Data in this exercise:
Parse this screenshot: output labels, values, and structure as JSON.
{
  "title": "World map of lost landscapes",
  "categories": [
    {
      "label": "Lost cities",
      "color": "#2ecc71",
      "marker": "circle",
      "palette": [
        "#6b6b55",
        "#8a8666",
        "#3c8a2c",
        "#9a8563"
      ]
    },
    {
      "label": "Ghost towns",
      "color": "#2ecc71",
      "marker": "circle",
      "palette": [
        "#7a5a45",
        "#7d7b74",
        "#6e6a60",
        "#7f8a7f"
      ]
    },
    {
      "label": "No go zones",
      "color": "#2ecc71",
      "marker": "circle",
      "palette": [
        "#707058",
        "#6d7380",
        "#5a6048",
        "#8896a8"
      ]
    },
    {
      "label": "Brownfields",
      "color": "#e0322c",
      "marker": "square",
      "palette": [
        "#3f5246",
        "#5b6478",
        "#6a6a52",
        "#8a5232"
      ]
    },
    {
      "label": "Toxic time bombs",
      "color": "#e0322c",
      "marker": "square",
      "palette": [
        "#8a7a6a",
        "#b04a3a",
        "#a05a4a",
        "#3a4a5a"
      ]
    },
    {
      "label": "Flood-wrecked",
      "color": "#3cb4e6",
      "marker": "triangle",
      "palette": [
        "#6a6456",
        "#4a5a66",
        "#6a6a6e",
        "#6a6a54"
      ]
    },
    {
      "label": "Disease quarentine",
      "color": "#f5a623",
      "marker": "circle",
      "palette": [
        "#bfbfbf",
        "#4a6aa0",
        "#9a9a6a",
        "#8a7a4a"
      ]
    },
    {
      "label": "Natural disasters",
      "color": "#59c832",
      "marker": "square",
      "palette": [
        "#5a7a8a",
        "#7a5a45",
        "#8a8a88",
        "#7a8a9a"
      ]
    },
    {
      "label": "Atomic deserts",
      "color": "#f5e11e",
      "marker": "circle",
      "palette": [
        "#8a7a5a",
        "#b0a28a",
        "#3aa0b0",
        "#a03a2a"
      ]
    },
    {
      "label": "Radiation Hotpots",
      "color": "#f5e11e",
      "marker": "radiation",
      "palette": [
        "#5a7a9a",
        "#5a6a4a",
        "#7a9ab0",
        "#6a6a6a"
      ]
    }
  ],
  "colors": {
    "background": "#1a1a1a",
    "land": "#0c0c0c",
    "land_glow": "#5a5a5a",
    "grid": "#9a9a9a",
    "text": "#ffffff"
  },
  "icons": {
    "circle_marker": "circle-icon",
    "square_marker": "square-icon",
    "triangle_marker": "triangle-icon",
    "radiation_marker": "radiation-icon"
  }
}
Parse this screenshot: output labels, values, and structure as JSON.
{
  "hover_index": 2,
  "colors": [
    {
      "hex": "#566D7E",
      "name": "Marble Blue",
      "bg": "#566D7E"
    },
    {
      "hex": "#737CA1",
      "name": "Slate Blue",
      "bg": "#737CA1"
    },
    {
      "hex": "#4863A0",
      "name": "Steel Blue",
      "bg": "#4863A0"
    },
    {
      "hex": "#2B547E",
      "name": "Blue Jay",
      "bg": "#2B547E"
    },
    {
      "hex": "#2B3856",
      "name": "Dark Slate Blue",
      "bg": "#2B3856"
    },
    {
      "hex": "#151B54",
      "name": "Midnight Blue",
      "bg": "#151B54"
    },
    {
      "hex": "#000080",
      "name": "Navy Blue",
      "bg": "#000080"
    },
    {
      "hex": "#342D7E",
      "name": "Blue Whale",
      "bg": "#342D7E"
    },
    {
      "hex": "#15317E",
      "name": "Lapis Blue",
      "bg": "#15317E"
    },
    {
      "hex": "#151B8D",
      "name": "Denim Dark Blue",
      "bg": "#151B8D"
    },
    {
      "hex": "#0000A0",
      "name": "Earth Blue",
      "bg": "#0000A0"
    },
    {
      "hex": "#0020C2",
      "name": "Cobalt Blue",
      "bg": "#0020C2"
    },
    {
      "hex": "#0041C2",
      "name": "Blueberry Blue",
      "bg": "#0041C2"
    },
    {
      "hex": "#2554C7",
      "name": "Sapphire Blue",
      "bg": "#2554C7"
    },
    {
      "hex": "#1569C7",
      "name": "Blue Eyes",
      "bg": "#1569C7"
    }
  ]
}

Goal of the exercise: Please repeat the listing exactly, with nothing left out.

Correct output:
Parse this screenshot: output labels, values, and structure as JSON.
{
  "title": "World map of lost landscapes",
  "categories": [
    {
      "label": "Lost cities",
      "color": "#2ecc71",
      "marker": "circle",
      "palette": [
        "#6b6b55",
        "#8a8666",
        "#3c8a2c",
        "#9a8563"
      ]
    },
    {
      "label": "Ghost towns",
      "color": "#2ecc71",
      "marker": "circle",
      "palette": [
        "#7a5a45",
        "#7d7b74",
        "#6e6a60",
        "#7f8a7f"
      ]
    },
    {
      "label": "No go zones",
      "color": "#2ecc71",
      "marker": "circle",
      "palette": [
        "#707058",
        "#6d7380",
        "#5a6048",
        "#8896a8"
      ]
    },
    {
      "label": "Brownfields",
      "color": "#e0322c",
      "marker": "square",
      "palette": [
        "#3f5246",
        "#5b6478",
        "#6a6a52",
        "#8a5232"
      ]
    },
    {
      "label": "Toxic time bombs",
      "color": "#e0322c",
      "marker": "square",
      "palette": [
        "#8a7a6a",
        "#b04a3a",
        "#a05a4a",
        "#3a4a5a"
      ]
    },
    {
      "label": "Flood-wrecked",
      "color": "#3cb4e6",
      "marker": "triangle",
      "palette": [
        "#6a6456",
        "#4a5a66",
        "#6a6a6e",
        "#6a6a54"
      ]
    },
    {
      "label": "Disease quarentine",
      "color": "#f5a623",
      "marker": "circle",
      "palette": [
        "#bfbfbf",
        "#4a6aa0",
        "#9a9a6a",
        "#8a7a4a"
      ]
    },
    {
      "label": "Natural disasters",
      "color": "#59c832",
      "marker": "square",
      "palette": [
        "#5a7a8a",
        "#7a5a45",
        "#8a8a88",
        "#7a8a9a"
      ]
    },
    {
      "label": "Atomic deserts",
      "color": "#f5e11e",
      "marker": "circle",
      "palette": [
        "#8a7a5a",
        "#b0a28a",
        "#3aa0b0",
        "#a03a2a"
      ]
    },
    {
      "label": "Radiation Hotpots",
      "color": "#f5e11e",
      "marker": "radiation",
      "palette": [
        "#5a7a9a",
        "#5a6a4a",
        "#7a9ab0",
        "#6a6a6a"
      ]
    }
  ],
  "colors": {
    "background": "#1a1a1a",
    "land": "#0c0c0c",
    "land_glow": "#5a5a5a",
    "grid": "#9a9a9a",
    "text": "#ffffff"
  },
  "icons": {
    "circle_marker": "circle-icon",
    "square_marker": "square-icon",
    "triangle_marker": "triangle-icon",
    "radiation_marker": "radiation-icon"
  }
}
Parse this screenshot: output labels, values, and structure as JSON.
{
  "hover_index": 2,
  "colors": [
    {
      "hex": "#566D7E",
      "name": "Marble Blue",
      "bg": "#566D7E"
    },
    {
      "hex": "#737CA1",
      "name": "Slate Blue",
      "bg": "#737CA1"
    },
    {
      "hex": "#4863A0",
      "name": "Steel Blue",
      "bg": "#4863A0"
    },
    {
      "hex": "#2B547E",
      "name": "Blue Jay",
      "bg": "#2B547E"
    },
    {
      "hex": "#2B3856",
      "name": "Dark Slate Blue",
      "bg": "#2B3856"
    },
    {
      "hex": "#151B54",
      "name": "Midnight Blue",
      "bg": "#151B54"
    },
    {
      "hex": "#000080",
      "name": "Navy Blue",
      "bg": "#000080"
    },
    {
      "hex": "#342D7E",
      "name": "Blue Whale",
      "bg": "#342D7E"
    },
    {
      "hex": "#15317E",
      "name": "Lapis Blue",
      "bg": "#15317E"
    },
    {
      "hex": "#151B8D",
      "name": "Denim Dark Blue",
      "bg": "#151B8D"
    },
    {
      "hex": "#0000A0",
      "name": "Earth Blue",
      "bg": "#0000A0"
    },
    {
      "hex": "#0020C2",
      "name": "Cobalt Blue",
      "bg": "#0020C2"
    },
    {
      "hex": "#0041C2",
      "name": "Blueberry Blue",
      "bg": "#0041C2"
    },
    {
      "hex": "#2554C7",
      "name": "Sapphire Blue",
      "bg": "#2554C7"
    },
    {
      "hex": "#1569C7",
      "name": "Blue Eyes",
      "bg": "#1569C7"
    }
  ]
}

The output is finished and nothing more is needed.